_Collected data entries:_
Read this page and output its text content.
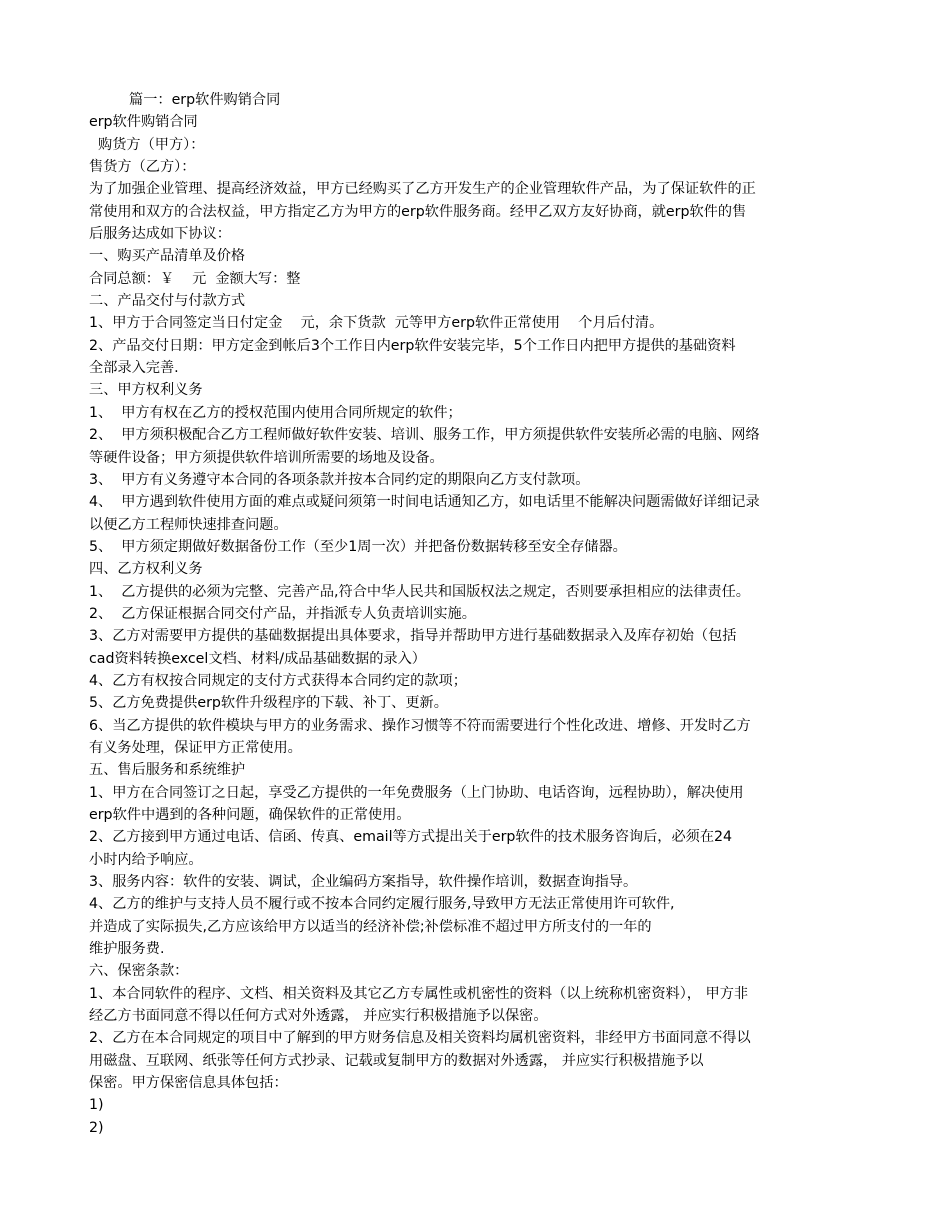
篇一：erp软件购销合同
erp软件购销合同
购货方（甲方）：
售货方（乙方）：
为了加强企业管理、提高经济效益，甲方已经购买了乙方开发生产的企业管理软件产品，为了保证软件的正
常使用和双方的合法权益，甲方指定乙方为甲方的erp软件服务商。经甲乙双方友好协商，就erp软件的售
后服务达成如下协议：
一、购买产品清单及价格
合同总额：￥    元  金额大写：整
二、产品交付与付款方式
1、甲方于合同签定当日付定金    元，余下货款  元等甲方erp软件正常使用    个月后付清。
2、产品交付日期：甲方定金到帐后3个工作日内erp软件安装完毕，5个工作日内把甲方提供的基础资料
全部录入完善.
三、甲方权利义务
1、  甲方有权在乙方的授权范围内使用合同所规定的软件；
2、  甲方须积极配合乙方工程师做好软件安装、培训、服务工作，甲方须提供软件安装所必需的电脑、网络
等硬件设备；甲方须提供软件培训所需要的场地及设备。
3、  甲方有义务遵守本合同的各项条款并按本合同约定的期限向乙方支付款项。
4、  甲方遇到软件使用方面的难点或疑问须第一时间电话通知乙方，如电话里不能解决问题需做好详细记录
以便乙方工程师快速排查问题。
5、  甲方须定期做好数据备份工作（至少1周一次）并把备份数据转移至安全存储器。
四、乙方权利义务
1、  乙方提供的必须为完整、完善产品,符合中华人民共和国版权法之规定，否则要承担相应的法律责任。
2、  乙方保证根据合同交付产品，并指派专人负责培训实施。
3、乙方对需要甲方提供的基础数据提出具体要求，指导并帮助甲方进行基础数据录入及库存初始（包括
cad资料转换excel文档、材料/成品基础数据的录入）
4、乙方有权按合同规定的支付方式获得本合同约定的款项；
5、乙方免费提供erp软件升级程序的下载、补丁、更新。
6、当乙方提供的软件模块与甲方的业务需求、操作习惯等不符而需要进行个性化改进、增修、开发时乙方
有义务处理，保证甲方正常使用。
五、售后服务和系统维护
1、甲方在合同签订之日起，享受乙方提供的一年免费服务（上门协助、电话咨询，远程协助），解决使用
erp软件中遇到的各种问题，确保软件的正常使用。
2、乙方接到甲方通过电话、信函、传真、email等方式提出关于erp软件的技术服务咨询后，必须在24
小时内给予响应。
3、服务内容：软件的安装、调试，企业编码方案指导，软件操作培训，数据查询指导。
4、乙方的维护与支持人员不履行或不按本合同约定履行服务,导致甲方无法正常使用许可软件,
并造成了实际损失,乙方应该给甲方以适当的经济补偿;补偿标准不超过甲方所支付的一年的
维护服务费.
六、保密条款：
1、本合同软件的程序、文档、相关资料及其它乙方专属性或机密性的资料（以上统称机密资料）， 甲方非
经乙方书面同意不得以任何方式对外透露， 并应实行积极措施予以保密。
2、乙方在本合同规定的项目中了解到的甲方财务信息及相关资料均属机密资料，非经甲方书面同意不得以
用磁盘、互联网、纸张等任何方式抄录、记载或复制甲方的数据对外透露， 并应实行积极措施予以
保密。甲方保密信息具体包括：
1)
2)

_YOUR OBJECTIVE:_ Leave out the pictures and print each record exactly as it stands.

_WRITTEN SOLUTION:_
Read this page and output its text content.
篇一：erp软件购销合同
erp软件购销合同
购货方（甲方）：
售货方（乙方）：
为了加强企业管理、提高经济效益，甲方已经购买了乙方开发生产的企业管理软件产品，为了保证软件的正
常使用和双方的合法权益，甲方指定乙方为甲方的erp软件服务商。经甲乙双方友好协商，就erp软件的售
后服务达成如下协议：
一、购买产品清单及价格
合同总额：￥    元  金额大写：整
二、产品交付与付款方式
1、甲方于合同签定当日付定金    元，余下货款  元等甲方erp软件正常使用    个月后付清。
2、产品交付日期：甲方定金到帐后3个工作日内erp软件安装完毕，5个工作日内把甲方提供的基础资料
全部录入完善.
三、甲方权利义务
1、  甲方有权在乙方的授权范围内使用合同所规定的软件；
2、  甲方须积极配合乙方工程师做好软件安装、培训、服务工作，甲方须提供软件安装所必需的电脑、网络
等硬件设备；甲方须提供软件培训所需要的场地及设备。
3、  甲方有义务遵守本合同的各项条款并按本合同约定的期限向乙方支付款项。
4、  甲方遇到软件使用方面的难点或疑问须第一时间电话通知乙方，如电话里不能解决问题需做好详细记录
以便乙方工程师快速排查问题。
5、  甲方须定期做好数据备份工作（至少1周一次）并把备份数据转移至安全存储器。
四、乙方权利义务
1、  乙方提供的必须为完整、完善产品,符合中华人民共和国版权法之规定，否则要承担相应的法律责任。
2、  乙方保证根据合同交付产品，并指派专人负责培训实施。
3、乙方对需要甲方提供的基础数据提出具体要求，指导并帮助甲方进行基础数据录入及库存初始（包括
cad资料转换excel文档、材料/成品基础数据的录入）
4、乙方有权按合同规定的支付方式获得本合同约定的款项；
5、乙方免费提供erp软件升级程序的下载、补丁、更新。
6、当乙方提供的软件模块与甲方的业务需求、操作习惯等不符而需要进行个性化改进、增修、开发时乙方
有义务处理，保证甲方正常使用。
五、售后服务和系统维护
1、甲方在合同签订之日起，享受乙方提供的一年免费服务（上门协助、电话咨询，远程协助），解决使用
erp软件中遇到的各种问题，确保软件的正常使用。
2、乙方接到甲方通过电话、信函、传真、email等方式提出关于erp软件的技术服务咨询后，必须在24
小时内给予响应。
3、服务内容：软件的安装、调试，企业编码方案指导，软件操作培训，数据查询指导。
4、乙方的维护与支持人员不履行或不按本合同约定履行服务,导致甲方无法正常使用许可软件,
并造成了实际损失,乙方应该给甲方以适当的经济补偿;补偿标准不超过甲方所支付的一年的
维护服务费.
六、保密条款：
1、本合同软件的程序、文档、相关资料及其它乙方专属性或机密性的资料（以上统称机密资料）， 甲方非
经乙方书面同意不得以任何方式对外透露， 并应实行积极措施予以保密。
2、乙方在本合同规定的项目中了解到的甲方财务信息及相关资料均属机密资料，非经甲方书面同意不得以
用磁盘、互联网、纸张等任何方式抄录、记载或复制甲方的数据对外透露， 并应实行积极措施予以
保密。甲方保密信息具体包括：
1)
2)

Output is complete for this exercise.